_GIVEN PROBLEM_: Each entry below is to be transcribed exactly.
## Begin
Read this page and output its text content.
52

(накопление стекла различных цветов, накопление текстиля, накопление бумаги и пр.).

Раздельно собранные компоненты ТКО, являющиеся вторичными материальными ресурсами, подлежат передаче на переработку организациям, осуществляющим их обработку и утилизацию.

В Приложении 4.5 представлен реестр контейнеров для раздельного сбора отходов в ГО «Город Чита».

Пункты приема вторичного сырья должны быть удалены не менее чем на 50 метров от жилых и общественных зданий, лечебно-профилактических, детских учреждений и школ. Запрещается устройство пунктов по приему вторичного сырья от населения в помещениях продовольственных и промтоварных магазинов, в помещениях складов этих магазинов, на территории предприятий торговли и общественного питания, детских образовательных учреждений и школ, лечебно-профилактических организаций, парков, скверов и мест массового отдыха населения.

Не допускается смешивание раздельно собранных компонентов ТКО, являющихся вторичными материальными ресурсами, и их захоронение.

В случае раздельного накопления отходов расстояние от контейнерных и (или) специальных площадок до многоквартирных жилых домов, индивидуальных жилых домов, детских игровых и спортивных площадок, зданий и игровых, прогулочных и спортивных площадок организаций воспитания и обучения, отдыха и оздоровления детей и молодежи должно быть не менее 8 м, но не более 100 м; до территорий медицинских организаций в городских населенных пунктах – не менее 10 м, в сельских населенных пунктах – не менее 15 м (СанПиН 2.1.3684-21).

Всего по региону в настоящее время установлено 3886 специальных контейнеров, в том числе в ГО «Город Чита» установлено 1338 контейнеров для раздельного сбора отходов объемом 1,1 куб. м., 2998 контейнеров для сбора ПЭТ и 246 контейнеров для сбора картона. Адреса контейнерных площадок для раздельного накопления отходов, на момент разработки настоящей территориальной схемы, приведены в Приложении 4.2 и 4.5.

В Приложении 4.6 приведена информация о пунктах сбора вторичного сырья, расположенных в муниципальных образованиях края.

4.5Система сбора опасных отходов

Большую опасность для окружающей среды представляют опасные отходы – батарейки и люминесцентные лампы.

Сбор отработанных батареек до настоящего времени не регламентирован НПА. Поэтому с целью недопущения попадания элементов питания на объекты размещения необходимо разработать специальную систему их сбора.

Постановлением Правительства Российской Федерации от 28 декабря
## End
_TASK SOLUTION_:
Read this page and output its text content.
52

(накопление стекла различных цветов, накопление текстиля, накопление бумаги и пр.).

Раздельно собранные компоненты ТКО, являющиеся вторичными материальными ресурсами, подлежат передаче на переработку организациям, осуществляющим их обработку и утилизацию.

В Приложении 4.5 представлен реестр контейнеров для раздельного сбора отходов в ГО «Город Чита».

Пункты приема вторичного сырья должны быть удалены не менее чем на 50 метров от жилых и общественных зданий, лечебно-профилактических, детских учреждений и школ. Запрещается устройство пунктов по приему вторичного сырья от населения в помещениях продовольственных и промтоварных магазинов, в помещениях складов этих магазинов, на территории предприятий торговли и общественного питания, детских образовательных учреждений и школ, лечебно-профилактических организаций, парков, скверов и мест массового отдыха населения.

Не допускается смешивание раздельно собранных компонентов ТКО, являющихся вторичными материальными ресурсами, и их захоронение.

В случае раздельного накопления отходов расстояние от контейнерных и (или) специальных площадок до многоквартирных жилых домов, индивидуальных жилых домов, детских игровых и спортивных площадок, зданий и игровых, прогулочных и спортивных площадок организаций воспитания и обучения, отдыха и оздоровления детей и молодежи должно быть не менее 8 м, но не более 100 м; до территорий медицинских организаций в городских населенных пунктах – не менее 10 м, в сельских населенных пунктах – не менее 15 м (СанПиН 2.1.3684-21).

Всего по региону в настоящее время установлено 3886 специальных контейнеров, в том числе в ГО «Город Чита» установлено 1338 контейнеров для раздельного сбора отходов объемом 1,1 куб. м., 2998 контейнеров для сбора ПЭТ и 246 контейнеров для сбора картона. Адреса контейнерных площадок для раздельного накопления отходов, на момент разработки настоящей территориальной схемы, приведены в Приложении 4.2 и 4.5.

В Приложении 4.6 приведена информация о пунктах сбора вторичного сырья, расположенных в муниципальных образованиях края.

4.5Система сбора опасных отходов

Большую опасность для окружающей среды представляют опасные отходы – батарейки и люминесцентные лампы.

Сбор отработанных батареек до настоящего времени не регламентирован НПА. Поэтому с целью недопущения попадания элементов питания на объекты размещения необходимо разработать специальную систему их сбора.

Постановлением Правительства Российской Федерации от 28 декабря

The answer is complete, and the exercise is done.